Check each line of the records for "content"; collect those that have it.
· · · · ·
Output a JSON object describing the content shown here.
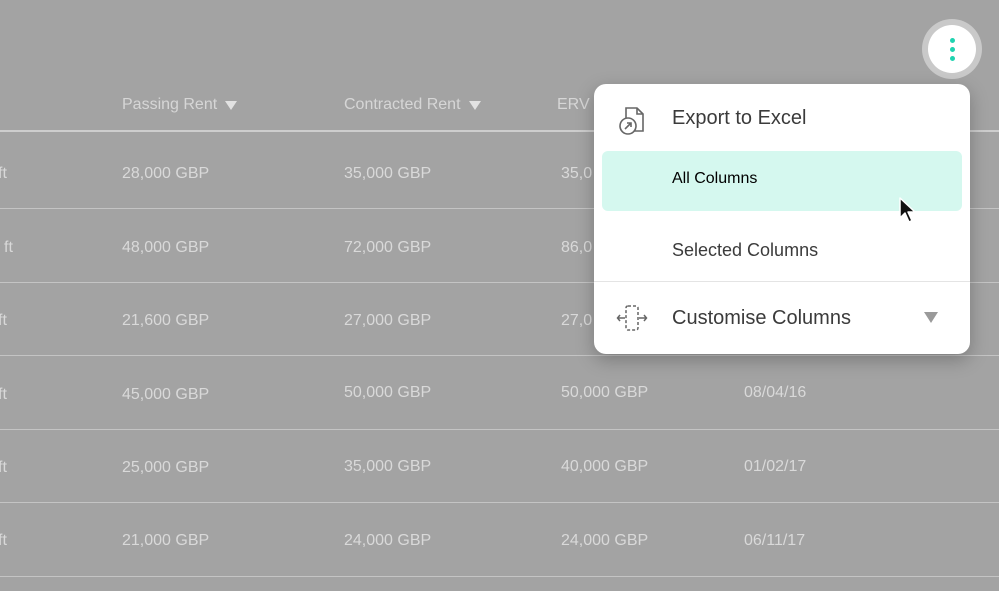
{
  "table": {
    "columns": [
      {
        "label": "Passing Rent",
        "sortable": true
      },
      {
        "label": "Contracted Rent",
        "sortable": true
      },
      {
        "label": "ERV",
        "sortable": false
      }
    ],
    "rows": [
      {
        "area_fragment": "ft",
        "passing": "28,000 GBP",
        "contracted": "35,000 GBP",
        "erv": "35,0",
        "date": ""
      },
      {
        "area_fragment": "j ft",
        "passing": "48,000 GBP",
        "contracted": "72,000 GBP",
        "erv": "86,0",
        "date": ""
      },
      {
        "area_fragment": "ft",
        "passing": "21,600 GBP",
        "contracted": "27,000 GBP",
        "erv": "27,0",
        "date": ""
      },
      {
        "area_fragment": "ft",
        "passing": "45,000 GBP",
        "contracted": "50,000 GBP",
        "erv": "50,000 GBP",
        "date": "08/04/16"
      },
      {
        "area_fragment": "ft",
        "passing": "25,000 GBP",
        "contracted": "35,000 GBP",
        "erv": "40,000 GBP",
        "date": "01/02/17"
      },
      {
        "area_fragment": "ft",
        "passing": "21,000 GBP",
        "contracted": "24,000 GBP",
        "erv": "24,000 GBP",
        "date": "06/11/17"
      }
    ]
  },
  "menu": {
    "export_label": "Export to Excel",
    "all_columns_label": "All Columns",
    "selected_columns_label": "Selected Columns",
    "customise_label": "Customise Columns"
  },
  "icons": {
    "more_button": "more-vertical-icon",
    "export": "export-file-icon",
    "customise": "columns-move-icon",
    "expand": "triangle-down-icon"
  },
  "colors": {
    "accent": "#1fd3b0",
    "highlight": "#d5f8ef",
    "overlay": "#a3a3a3"
  }
}
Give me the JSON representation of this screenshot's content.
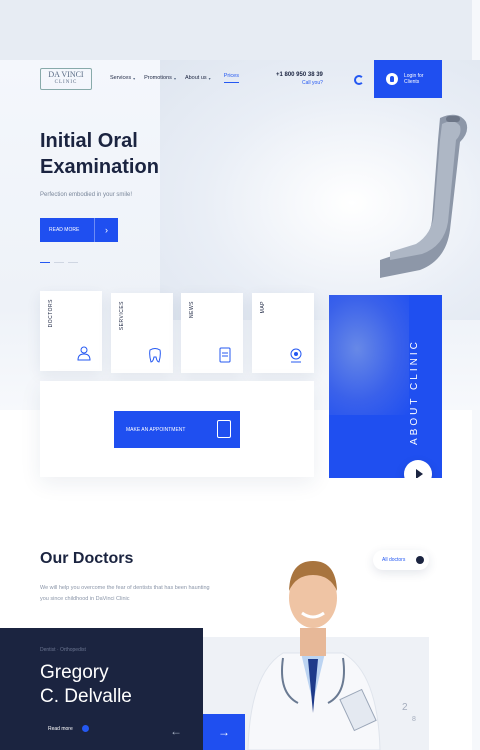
{
  "brand": {
    "logo_line1": "DA VINCI",
    "logo_line2": "CLINIC"
  },
  "nav": {
    "items": [
      {
        "label": "Services",
        "caret": "▾"
      },
      {
        "label": "Promotions",
        "caret": "▾"
      },
      {
        "label": "About us",
        "caret": "▾"
      }
    ],
    "active_label": "Prices",
    "phone": "+1 800 950 38 39",
    "call_label": "Call you?",
    "login_label_line1": "Login for",
    "login_label_line2": "Clients"
  },
  "hero": {
    "title_line1": "Initial Oral",
    "title_line2": "Examination",
    "subtitle": "Perfection embodied in your smile!",
    "cta_label": "READ MORE",
    "cta_arrow": "›",
    "slides_active": 1,
    "slides_total": 3
  },
  "quick_links": [
    {
      "label": "DOCTORS",
      "icon": "doctor-icon"
    },
    {
      "label": "SERVICES",
      "icon": "tooth-icon"
    },
    {
      "label": "NEWS",
      "icon": "document-icon"
    },
    {
      "label": "MAP",
      "icon": "map-pin-icon"
    }
  ],
  "appointment": {
    "label": "MAKE AN APPOINTMENT",
    "icon": "clipboard-icon"
  },
  "about": {
    "label": "ABOUT CLINIC",
    "icon": "play-icon"
  },
  "doctors": {
    "title": "Our Doctors",
    "description": "We will help you overcome the fear of dentists that has been haunting you since childhood in DaVinci Clinic",
    "all_label": "All doctors",
    "featured": {
      "role": "Dentist · Orthopedist",
      "first_name": "Gregory",
      "last_name": "C. Delvalle",
      "read_more": "Read more"
    },
    "pager_current": "2",
    "pager_total": "8",
    "prev_arrow": "←",
    "next_arrow": "→"
  },
  "colors": {
    "accent": "#1f4ff0",
    "dark": "#1b2440",
    "muted": "#8a95a8"
  }
}
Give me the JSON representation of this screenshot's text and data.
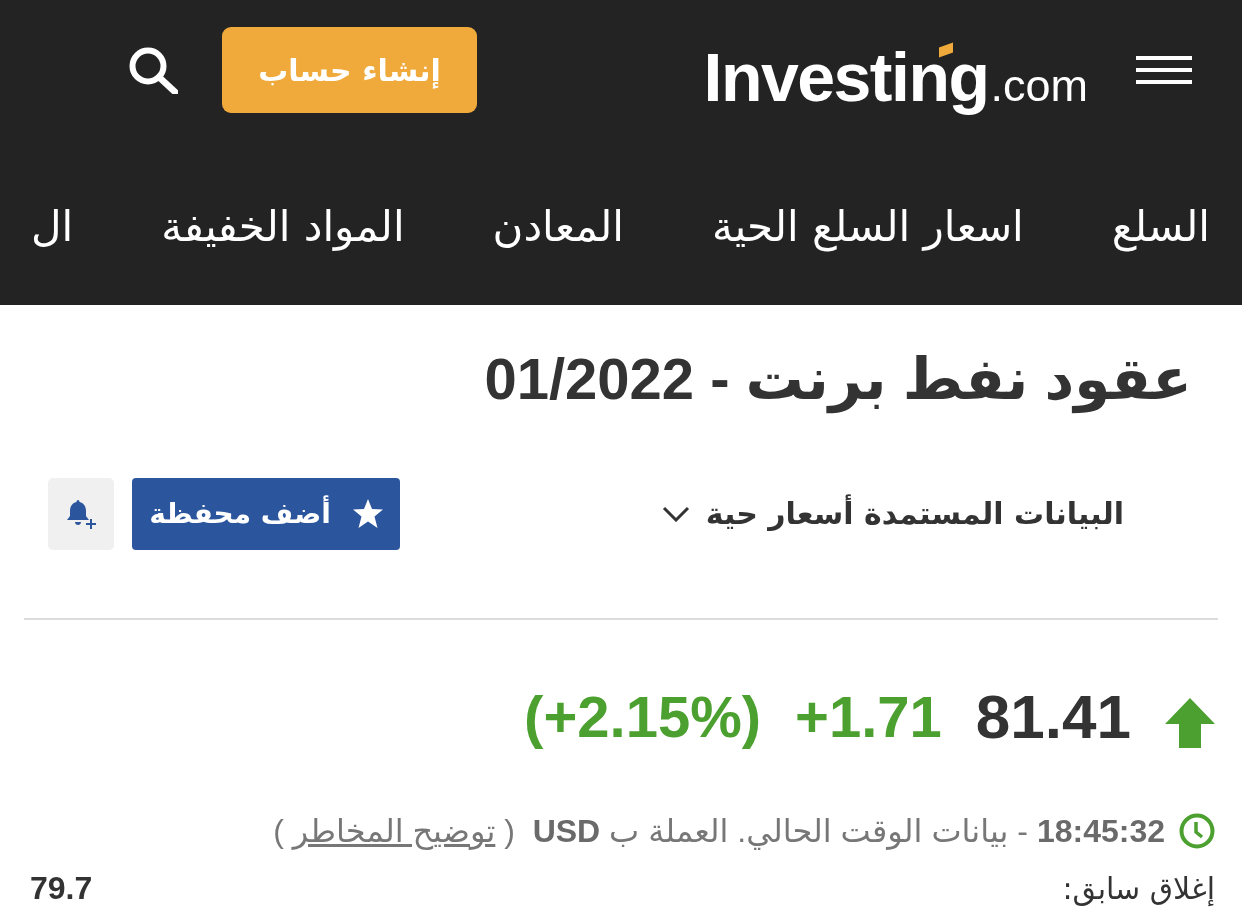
· · · · ·
> _Solution_:
Output a JSON object describing the content shown here.
Give me the JSON representation of this screenshot's content.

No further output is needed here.